[Begin Given records]

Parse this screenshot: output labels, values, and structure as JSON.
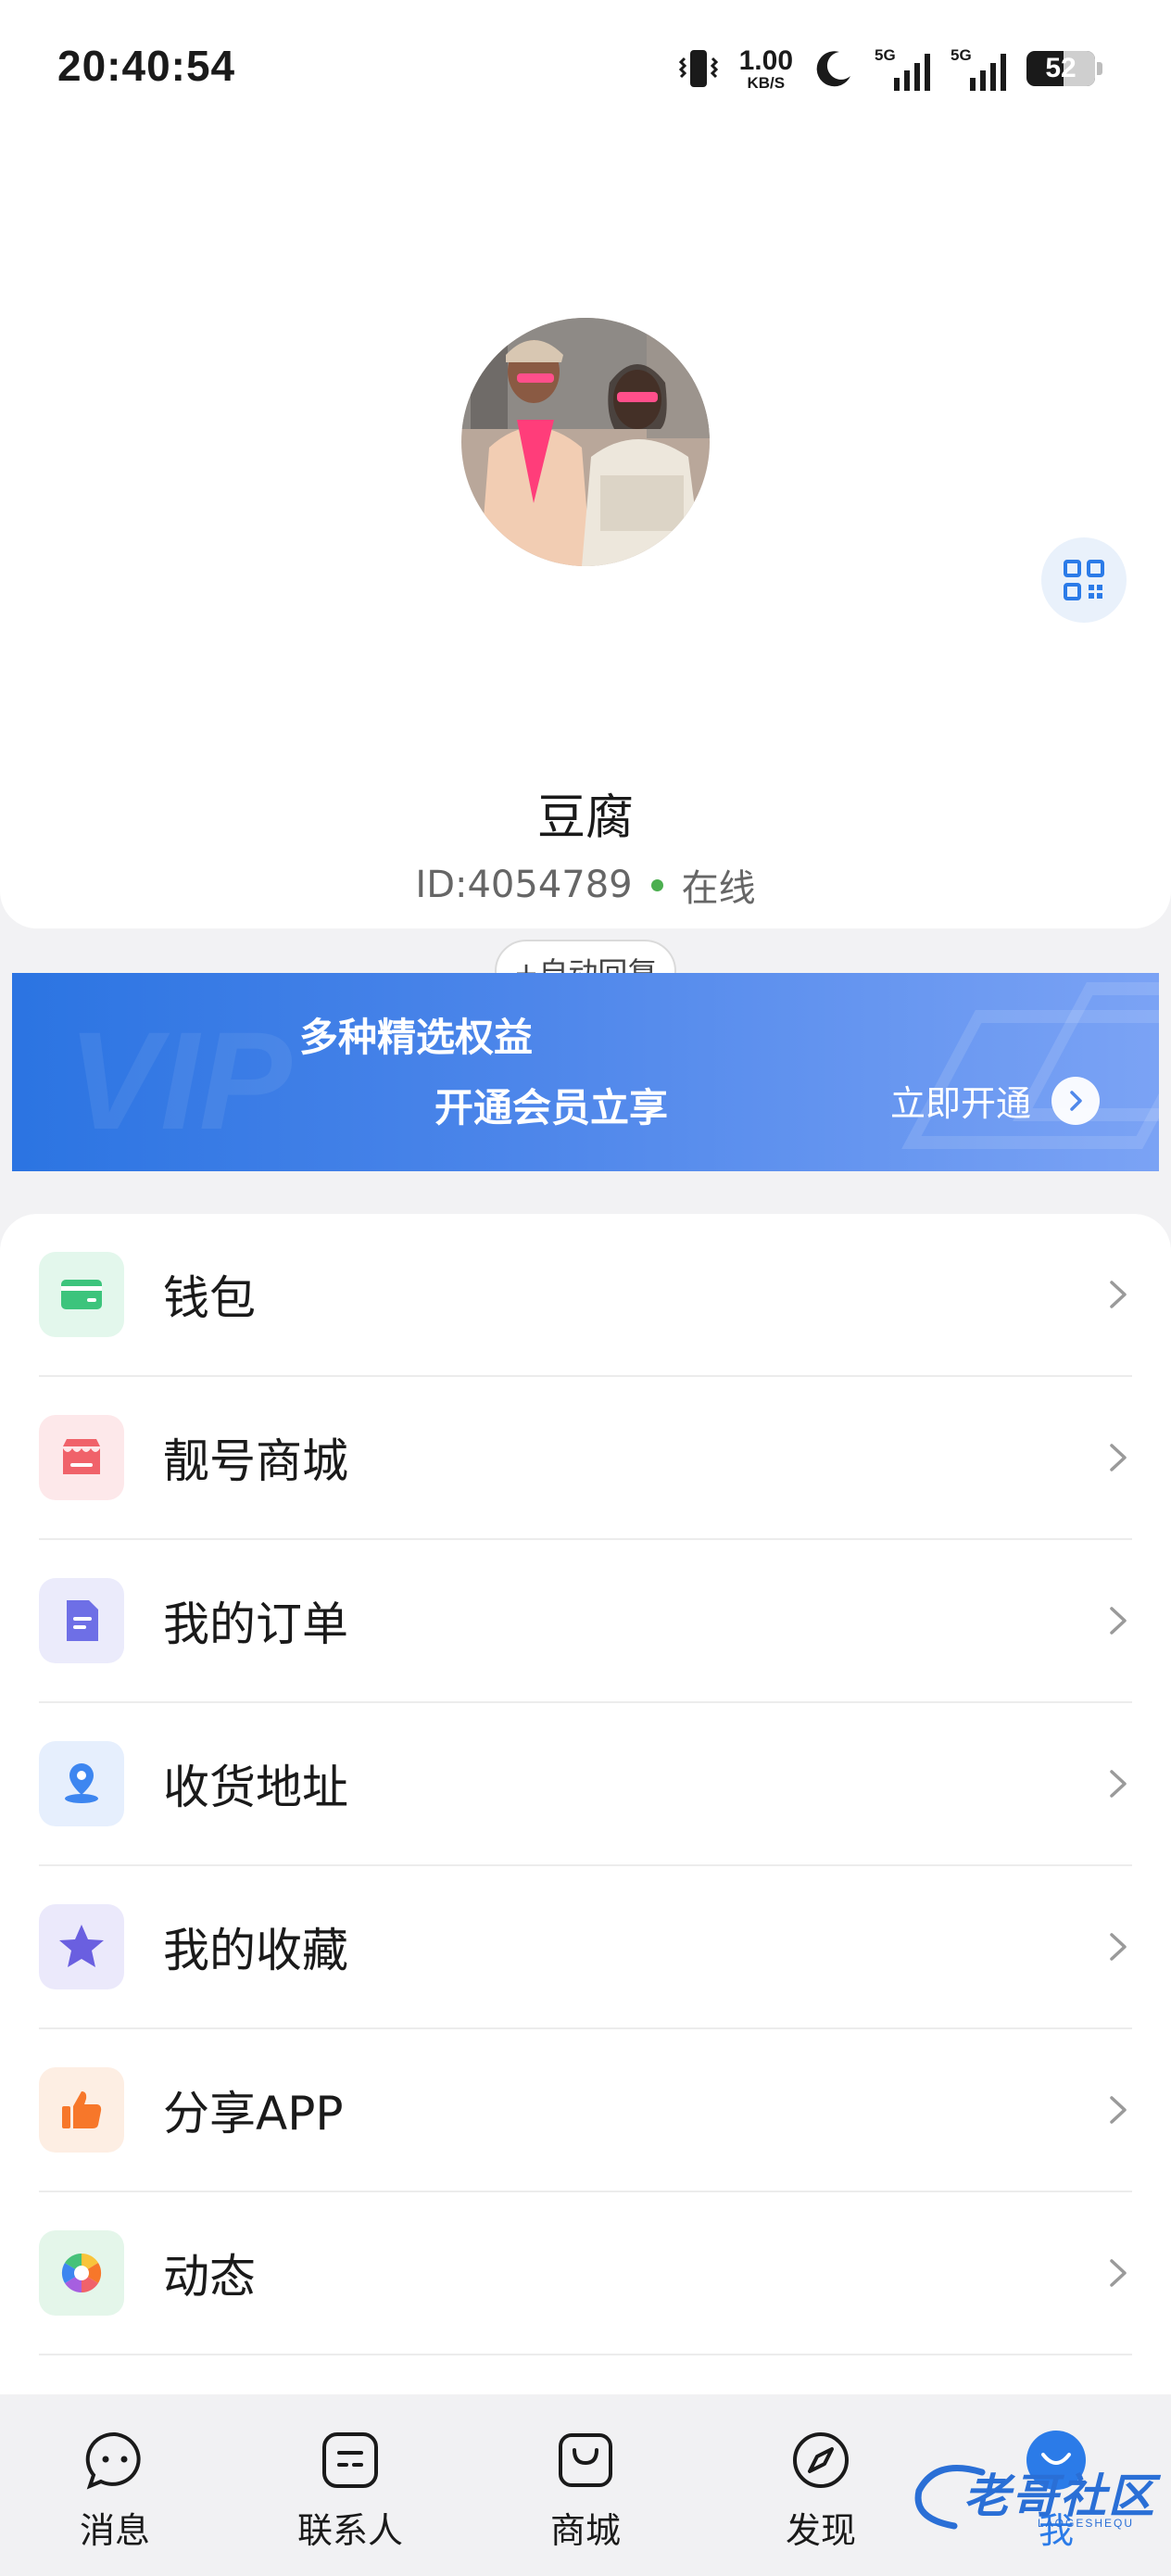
{
  "status_bar": {
    "time": "20:40:54",
    "net_speed_value": "1.00",
    "net_speed_unit": "KB/S",
    "signal1_tag": "5G",
    "signal2_tag": "5G",
    "battery": "52"
  },
  "profile": {
    "username": "豆腐",
    "id_text": "ID:4054789",
    "status": "在线",
    "auto_reply_label": "+自动回复"
  },
  "vip_banner": {
    "line1": "多种精选权益",
    "line2": "开通会员立享",
    "cta": "立即开通",
    "deco": "VIP"
  },
  "menu": [
    {
      "label": "钱包",
      "icon": "wallet-icon",
      "color": "#3cc47c",
      "bg": "#e3f7ec"
    },
    {
      "label": "靓号商城",
      "icon": "shop-icon",
      "color": "#f0626a",
      "bg": "#fde8ea"
    },
    {
      "label": "我的订单",
      "icon": "order-doc-icon",
      "color": "#6e6fe6",
      "bg": "#ebebfb"
    },
    {
      "label": "收货地址",
      "icon": "location-pin-icon",
      "color": "#3d86f0",
      "bg": "#e6effd"
    },
    {
      "label": "我的收藏",
      "icon": "star-icon",
      "color": "#6a5fe0",
      "bg": "#ebe9fb"
    },
    {
      "label": "分享APP",
      "icon": "thumbs-up-icon",
      "color": "#f7772a",
      "bg": "#fdeee3"
    },
    {
      "label": "动态",
      "icon": "aperture-icon",
      "color": "#46c27a",
      "bg": "#e4f6ea"
    }
  ],
  "bottom_nav": [
    {
      "label": "消息",
      "icon": "message-bubble-icon"
    },
    {
      "label": "联系人",
      "icon": "contacts-icon"
    },
    {
      "label": "商城",
      "icon": "shopping-bag-icon"
    },
    {
      "label": "发现",
      "icon": "compass-icon"
    },
    {
      "label": "我",
      "icon": "me-face-icon"
    }
  ],
  "watermark": {
    "text": "老哥社区",
    "sub": "LAOGESHEQU"
  },
  "colors": {
    "accent": "#2b7be8",
    "online": "#4caf50"
  }
}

[End Given records]

- **Required task**:
Copy the records word for word, leaving no picture in the copy.

- **Reply to the task**:
Parse this screenshot: output labels, values, and structure as JSON.
{
  "status_bar": {
    "time": "20:40:54",
    "net_speed_value": "1.00",
    "net_speed_unit": "KB/S",
    "signal1_tag": "5G",
    "signal2_tag": "5G",
    "battery": "52"
  },
  "profile": {
    "username": "豆腐",
    "id_text": "ID:4054789",
    "status": "在线",
    "auto_reply_label": "+自动回复"
  },
  "vip_banner": {
    "line1": "多种精选权益",
    "line2": "开通会员立享",
    "cta": "立即开通",
    "deco": "VIP"
  },
  "menu": [
    {
      "label": "钱包",
      "icon": "wallet-icon",
      "color": "#3cc47c",
      "bg": "#e3f7ec"
    },
    {
      "label": "靓号商城",
      "icon": "shop-icon",
      "color": "#f0626a",
      "bg": "#fde8ea"
    },
    {
      "label": "我的订单",
      "icon": "order-doc-icon",
      "color": "#6e6fe6",
      "bg": "#ebebfb"
    },
    {
      "label": "收货地址",
      "icon": "location-pin-icon",
      "color": "#3d86f0",
      "bg": "#e6effd"
    },
    {
      "label": "我的收藏",
      "icon": "star-icon",
      "color": "#6a5fe0",
      "bg": "#ebe9fb"
    },
    {
      "label": "分享APP",
      "icon": "thumbs-up-icon",
      "color": "#f7772a",
      "bg": "#fdeee3"
    },
    {
      "label": "动态",
      "icon": "aperture-icon",
      "color": "#46c27a",
      "bg": "#e4f6ea"
    }
  ],
  "bottom_nav": [
    {
      "label": "消息",
      "icon": "message-bubble-icon"
    },
    {
      "label": "联系人",
      "icon": "contacts-icon"
    },
    {
      "label": "商城",
      "icon": "shopping-bag-icon"
    },
    {
      "label": "发现",
      "icon": "compass-icon"
    },
    {
      "label": "我",
      "icon": "me-face-icon"
    }
  ],
  "watermark": {
    "text": "老哥社区",
    "sub": "LAOGESHEQU"
  },
  "colors": {
    "accent": "#2b7be8",
    "online": "#4caf50"
  }
}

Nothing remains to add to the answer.